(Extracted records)
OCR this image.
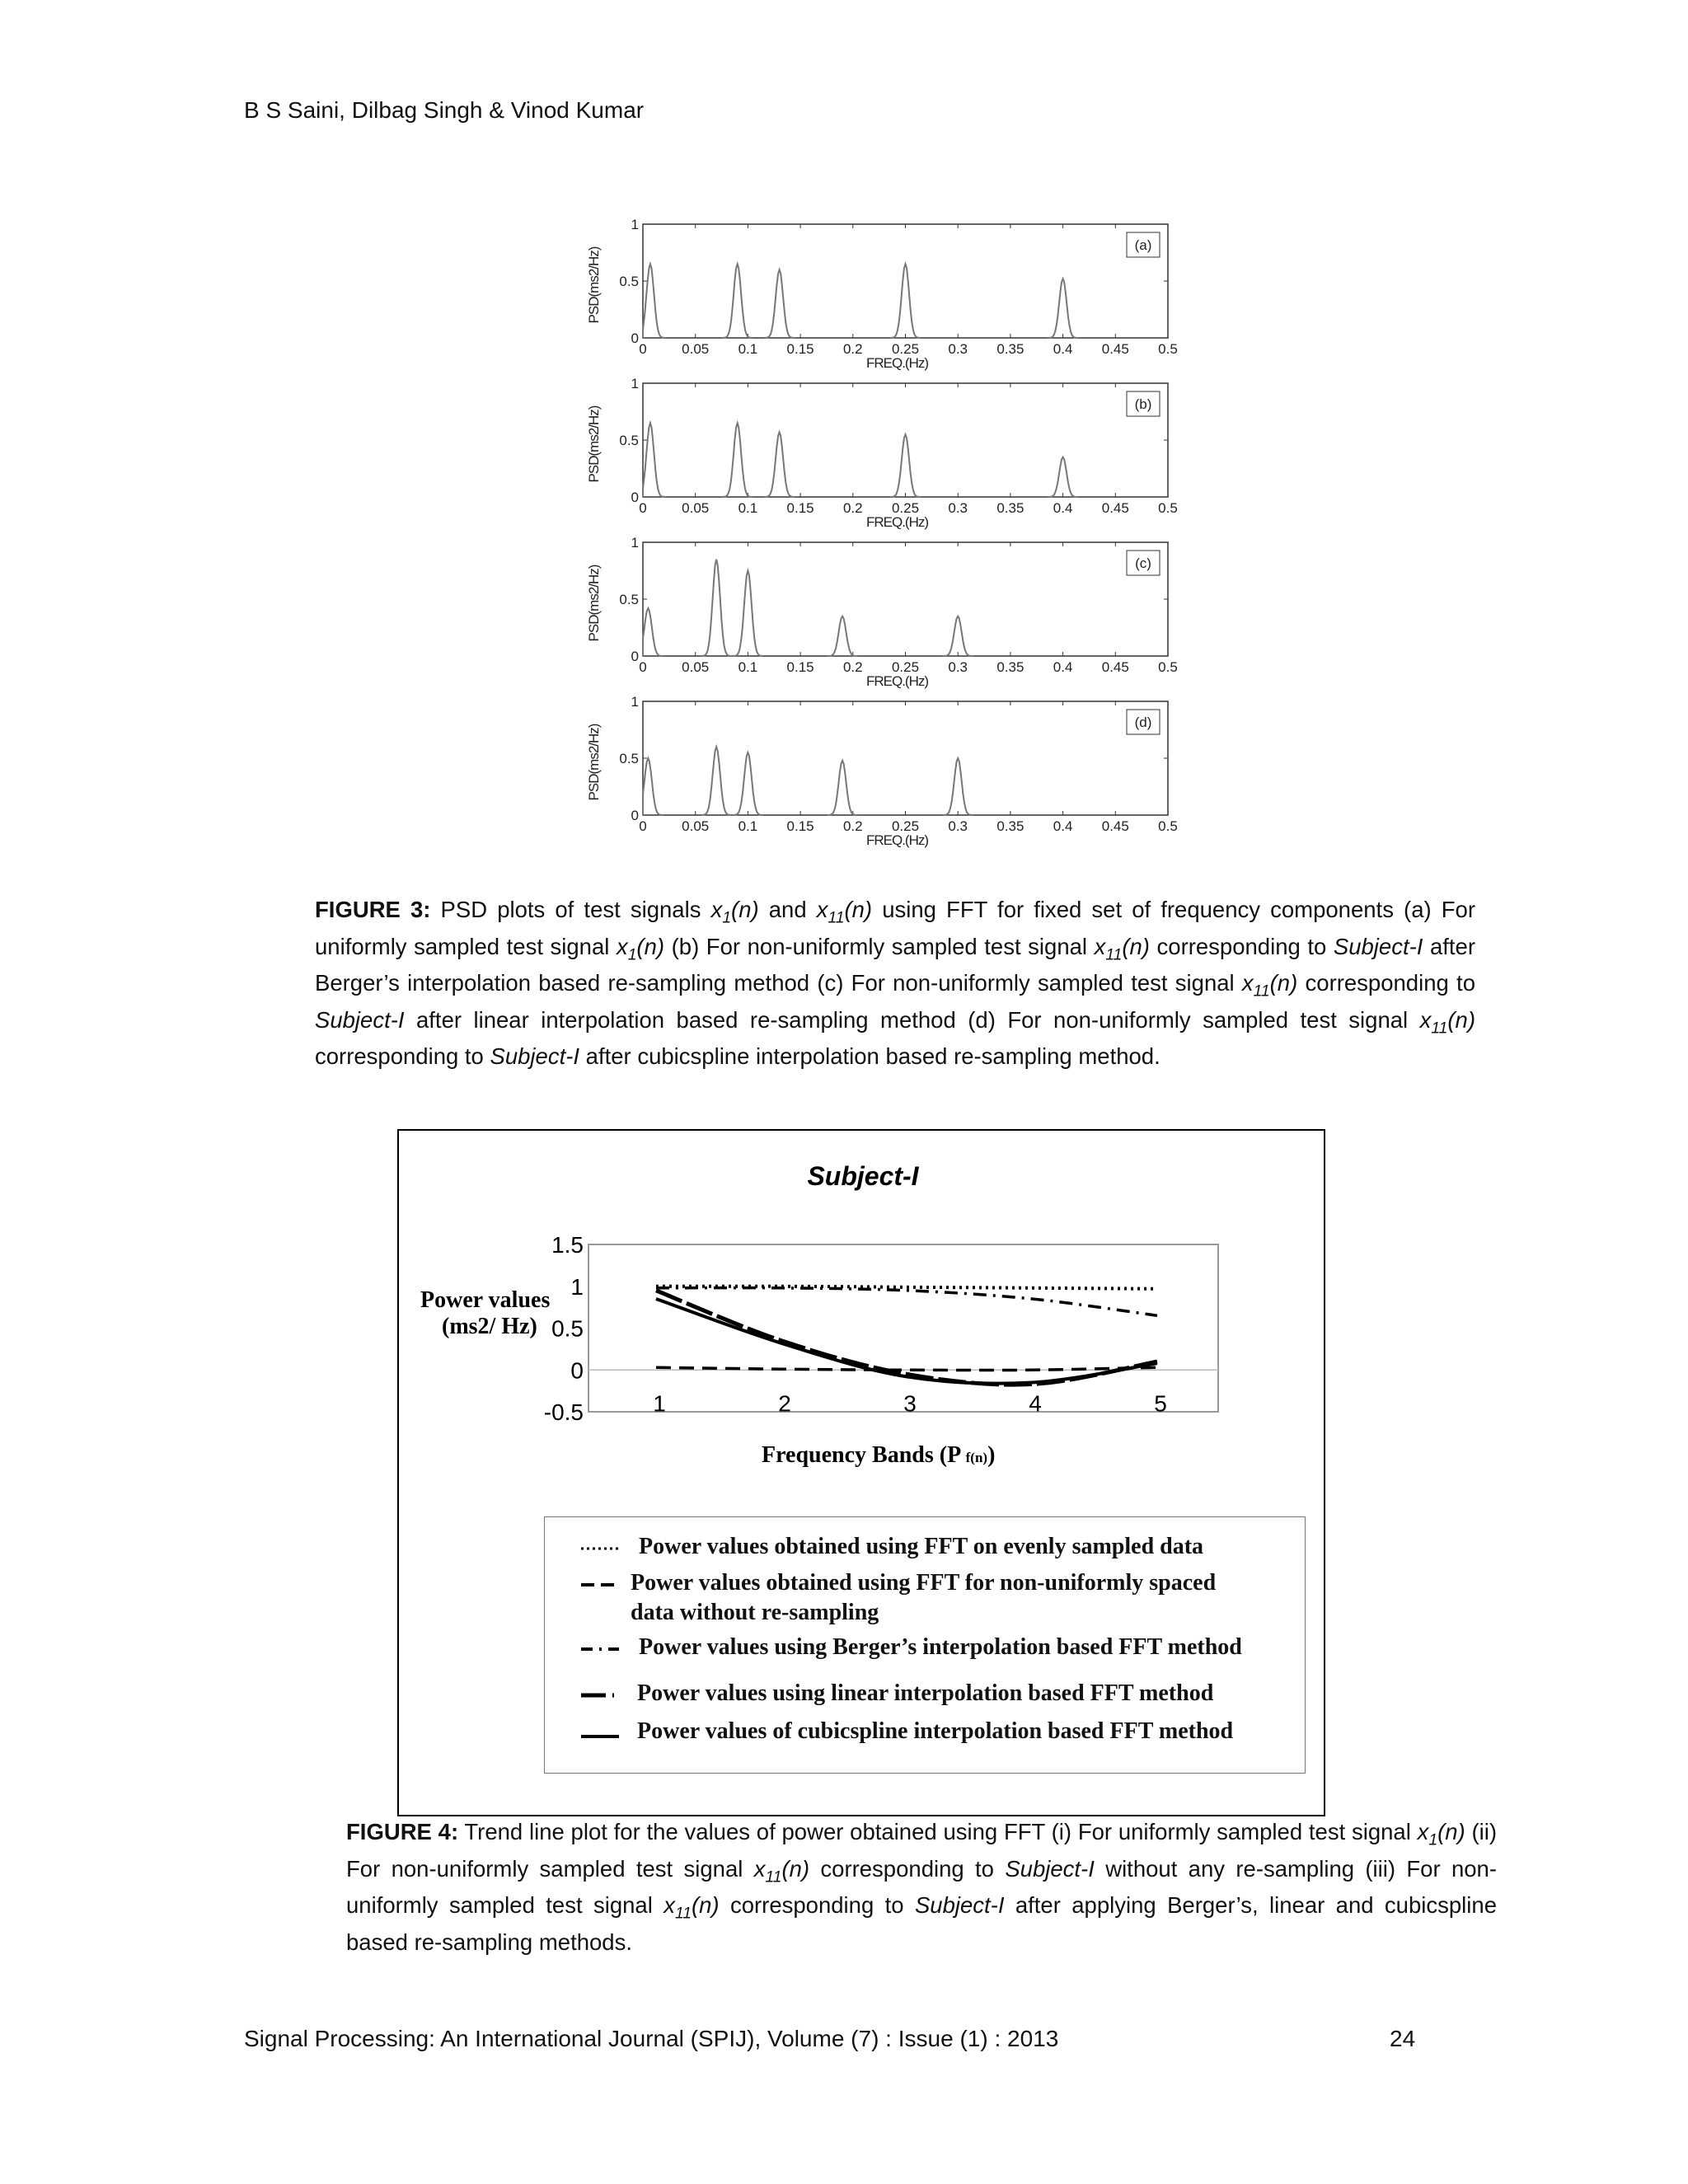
B S Saini, Dilbag Singh & Vinod Kumar
0 0.05 0.1 0.15 0.2 0.25 0.3 0.35 0.4 0.45 0.5
0
0.5
1
FREQ.(Hz)
PSD(ms2/Hz)
(a)
0 0.05 0.1 0.15 0.2 0.25 0.3 0.35 0.4 0.45 0.5
0
0.5
1
FREQ.(Hz)
PSD(ms2/Hz)
(b)
0 0.05 0.1 0.15 0.2 0.25 0.3 0.35 0.4 0.45 0.5
0
0.5
1
FREQ.(Hz)
PSD(ms2/Hz)
(c)
0 0.05 0.1 0.15 0.2 0.25 0.3 0.35 0.4 0.45 0.5
0
0.5
1
FREQ.(Hz)
PSD(ms2/Hz)
(d)
FIGURE 3: PSD plots of test signals $x_1(n)$ and $x_{11}(n)$ using FFT for fixed set of frequency components (a) For uniformly sampled test signal $x_1(n)$ (b) For non-uniformly sampled test signal $x_{11}(n)$ corresponding to Subject-I after Berger’s interpolation based re-sampling method (c) For non-uniformly sampled test signal $x_{11}(n)$ corresponding to Subject-I after linear interpolation based re-sampling method (d) For non-uniformly sampled test signal $x_{11}(n)$ corresponding to Subject-I after cubicspline interpolation based re-sampling method.
Subject-I
-0.5
0
0.5
1
1.5
1	2	3	4	5
Power values
(ms2/ Hz)
Frequency Bands (P f(n))
Power values obtained using FFT on evenly sampled data
Power values obtained using FFT for non-uniformly spaced
data without re-sampling
Power values using Berger’s interpolation based FFT method
Power values using linear interpolation based FFT method
Power values of cubicspline interpolation based FFT method
FIGURE 4: Trend line plot for the values of power obtained using FFT (i) For uniformly sampled test signal $x_1(n)$ (ii) For non-uniformly sampled test signal $x_{11}(n)$ corresponding to Subject-I without any re-sampling (iii) For non-uniformly sampled test signal $x_{11}(n)$ corresponding to Subject-I after applying Berger’s, linear and cubicspline based re-sampling methods.
Signal Processing: An International Journal (SPIJ), Volume (7) : Issue (1) : 2013	24
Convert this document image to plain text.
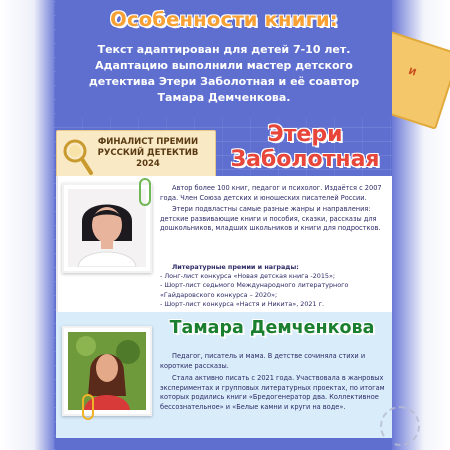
И
Особенности книги:
Текст адаптирован для детей 7-10 лет. Адаптацию выполнили мастер детского детектива Этери Заболотная и её соавтор Тамара Демченкова.
ФИНАЛИСТ ПРЕМИИ
РУССКИЙ ДЕТЕКТИВ
2024
Этери
Заболотная

Автор более 100 книг, педагог и психолог. Издаётся с 2007 года. Член Союза детских и юношеских писателей России.

Этери подвластны самые разные жанры и направления: детские развивающие книги и пособия, сказки, рассказы для дошкольников, младших школьников и книги для подростков.

Литературные премии и награды:
- Лонг-лист конкурса «Новая детская книга -2015»;
- Шорт-лист седьмого Международного литературного «Гайдаровского конкурса – 2020»;
- Шорт-лист конкурса «Настя и Никита», 2021 г.
Тамара Демченкова

Педагог, писатель и мама. В детстве сочиняла стихи и короткие рассказы.

Стала активно писать с 2021 года. Участвовала в жанровых экспериментах и групповых литературных проектах, по итогам которых родились книги «Бредогенератор два. Коллективное бессознательное» и «Белые камни и круги на воде».
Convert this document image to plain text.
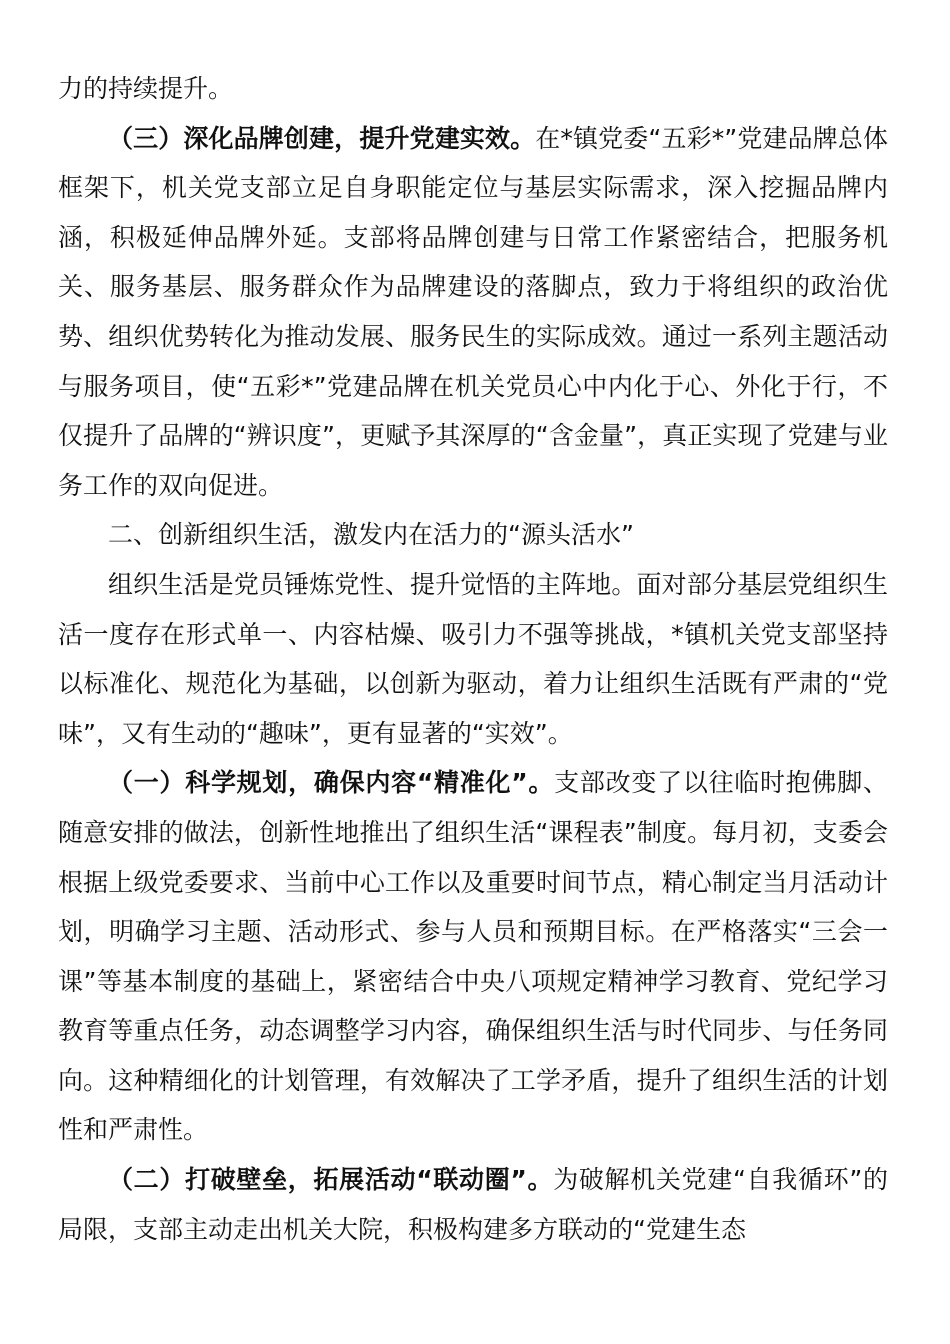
力的持续提升。

（三）深化品牌创建，提升党建实效。在*镇党委“五彩*”党建品牌总体框架下，机关党支部立足自身职能定位与基层实际需求，深入挖掘品牌内涵，积极延伸品牌外延。支部将品牌创建与日常工作紧密结合，把服务机关、服务基层、服务群众作为品牌建设的落脚点，致力于将组织的政治优势、组织优势转化为推动发展、服务民生的实际成效。通过一系列主题活动与服务项目，使“五彩*”党建品牌在机关党员心中内化于心、外化于行，不仅提升了品牌的“辨识度”，更赋予其深厚的“含金量”，真正实现了党建与业务工作的双向促进。

二、创新组织生活，激发内在活力的“源头活水”

组织生活是党员锤炼党性、提升觉悟的主阵地。面对部分基层党组织生活一度存在形式单一、内容枯燥、吸引力不强等挑战，*镇机关党支部坚持以标准化、规范化为基础，以创新为驱动，着力让组织生活既有严肃的“党味”，又有生动的“趣味”，更有显著的“实效”。

（一）科学规划，确保内容“精准化”。支部改变了以往临时抱佛脚、随意安排的做法，创新性地推出了组织生活“课程表”制度。每月初，支委会根据上级党委要求、当前中心工作以及重要时间节点，精心制定当月活动计划，明确学习主题、活动形式、参与人员和预期目标。在严格落实“三会一课”等基本制度的基础上，紧密结合中央八项规定精神学习教育、党纪学习教育等重点任务，动态调整学习内容，确保组织生活与时代同步、与任务同向。这种精细化的计划管理，有效解决了工学矛盾，提升了组织生活的计划性和严肃性。

（二）打破壁垒，拓展活动“联动圈”。为破解机关党建“自我循环”的局限，支部主动走出机关大院，积极构建多方联动的“党建生态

What needs to be done =
List all lines where "values" occurs.

Answer to this task =
Power values
Power values obtained using FFT on evenly sampled data
Power values obtained using FFT for non-uniformly spaced
Power values using Berger’s interpolation based FFT method
Power values using linear interpolation based FFT method
Power values of cubicspline interpolation based FFT method
FIGURE 4: Trend line plot for the values of power obtained using FFT (i) For uniformly sampled test signal $x_1(n)$ (ii) For non-uniformly sampled test signal $x_{11}(n)$ corresponding to Subject-I without any re-sampling (iii) For non-uniformly sampled test signal $x_{11}(n)$ corresponding to Subject-I after applying Berger’s, linear and cubicspline based re-sampling methods.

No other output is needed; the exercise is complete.